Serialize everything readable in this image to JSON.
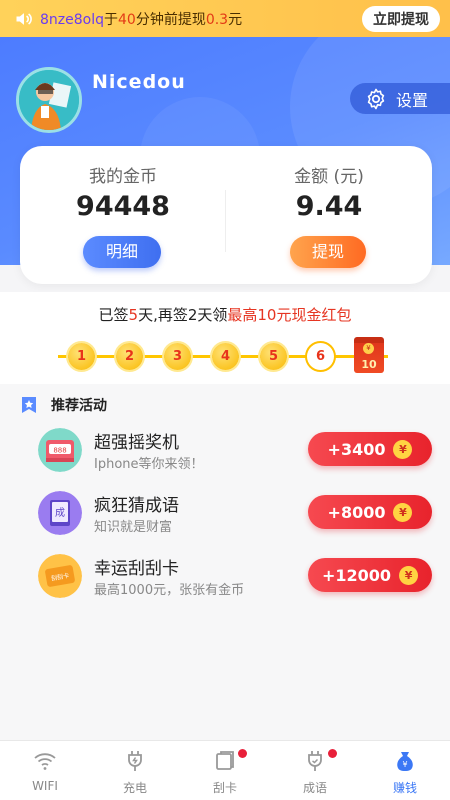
{
  "ticker": {
    "user": "8nze8olq",
    "at": "于",
    "minutes": "40",
    "text_mid": "分钟前提现",
    "amount": "0.3",
    "unit": "元",
    "action": "立即提现"
  },
  "profile": {
    "username": "Nicedou",
    "settings_label": "设置"
  },
  "balance": {
    "coins_label": "我的金币",
    "coins_value": "94448",
    "detail_button": "明细",
    "amount_label": "金额 (元)",
    "amount_value": "9.44",
    "withdraw_button": "提现"
  },
  "signin": {
    "text_a": "已签",
    "days_signed": "5",
    "text_b": "天,再签2天领",
    "highlight": "最高10元现金红包",
    "days": [
      "1",
      "2",
      "3",
      "4",
      "5",
      "6"
    ],
    "reward_day": "10"
  },
  "activities": {
    "header": "推荐活动",
    "items": [
      {
        "title": "超强摇奖机",
        "subtitle": "Iphone等你来领！",
        "reward": "+3400",
        "icon": "slot-machine-icon"
      },
      {
        "title": "疯狂猜成语",
        "subtitle": "知识就是财富",
        "reward": "+8000",
        "icon": "idiom-book-icon"
      },
      {
        "title": "幸运刮刮卡",
        "subtitle": "最高1000元，张张有金币",
        "reward": "+12000",
        "icon": "scratch-card-icon"
      }
    ]
  },
  "tabs": [
    {
      "label": "WIFI",
      "icon": "wifi-icon",
      "active": false,
      "dot": false
    },
    {
      "label": "充电",
      "icon": "charger-icon",
      "active": false,
      "dot": false
    },
    {
      "label": "刮卡",
      "icon": "card-icon",
      "active": false,
      "dot": true
    },
    {
      "label": "成语",
      "icon": "idiom-icon",
      "active": false,
      "dot": true
    },
    {
      "label": "赚钱",
      "icon": "money-bag-icon",
      "active": true,
      "dot": false
    }
  ],
  "colors": {
    "primary_blue": "#4d7cff",
    "ticker_yellow": "#ffc04a",
    "reward_red": "#e8232c",
    "accent_orange": "#ff6a22"
  }
}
^^^^^^^^^^^^^^^^
WHAT IS EXPECTED ▸
Pictures in the records should not appear in your copy, but everything else must be transcribed exactly.

TASK RESPONSE ▸
Serialize everything readable in this image to JSON.
{
  "ticker": {
    "user": "8nze8olq",
    "at": "于",
    "minutes": "40",
    "text_mid": "分钟前提现",
    "amount": "0.3",
    "unit": "元",
    "action": "立即提现"
  },
  "profile": {
    "username": "Nicedou",
    "settings_label": "设置"
  },
  "balance": {
    "coins_label": "我的金币",
    "coins_value": "94448",
    "detail_button": "明细",
    "amount_label": "金额 (元)",
    "amount_value": "9.44",
    "withdraw_button": "提现"
  },
  "signin": {
    "text_a": "已签",
    "days_signed": "5",
    "text_b": "天,再签2天领",
    "highlight": "最高10元现金红包",
    "days": [
      "1",
      "2",
      "3",
      "4",
      "5",
      "6"
    ],
    "reward_day": "10"
  },
  "activities": {
    "header": "推荐活动",
    "items": [
      {
        "title": "超强摇奖机",
        "subtitle": "Iphone等你来领！",
        "reward": "+3400",
        "icon": "slot-machine-icon"
      },
      {
        "title": "疯狂猜成语",
        "subtitle": "知识就是财富",
        "reward": "+8000",
        "icon": "idiom-book-icon"
      },
      {
        "title": "幸运刮刮卡",
        "subtitle": "最高1000元，张张有金币",
        "reward": "+12000",
        "icon": "scratch-card-icon"
      }
    ]
  },
  "tabs": [
    {
      "label": "WIFI",
      "icon": "wifi-icon",
      "active": false,
      "dot": false
    },
    {
      "label": "充电",
      "icon": "charger-icon",
      "active": false,
      "dot": false
    },
    {
      "label": "刮卡",
      "icon": "card-icon",
      "active": false,
      "dot": true
    },
    {
      "label": "成语",
      "icon": "idiom-icon",
      "active": false,
      "dot": true
    },
    {
      "label": "赚钱",
      "icon": "money-bag-icon",
      "active": true,
      "dot": false
    }
  ],
  "colors": {
    "primary_blue": "#4d7cff",
    "ticker_yellow": "#ffc04a",
    "reward_red": "#e8232c",
    "accent_orange": "#ff6a22"
  }
}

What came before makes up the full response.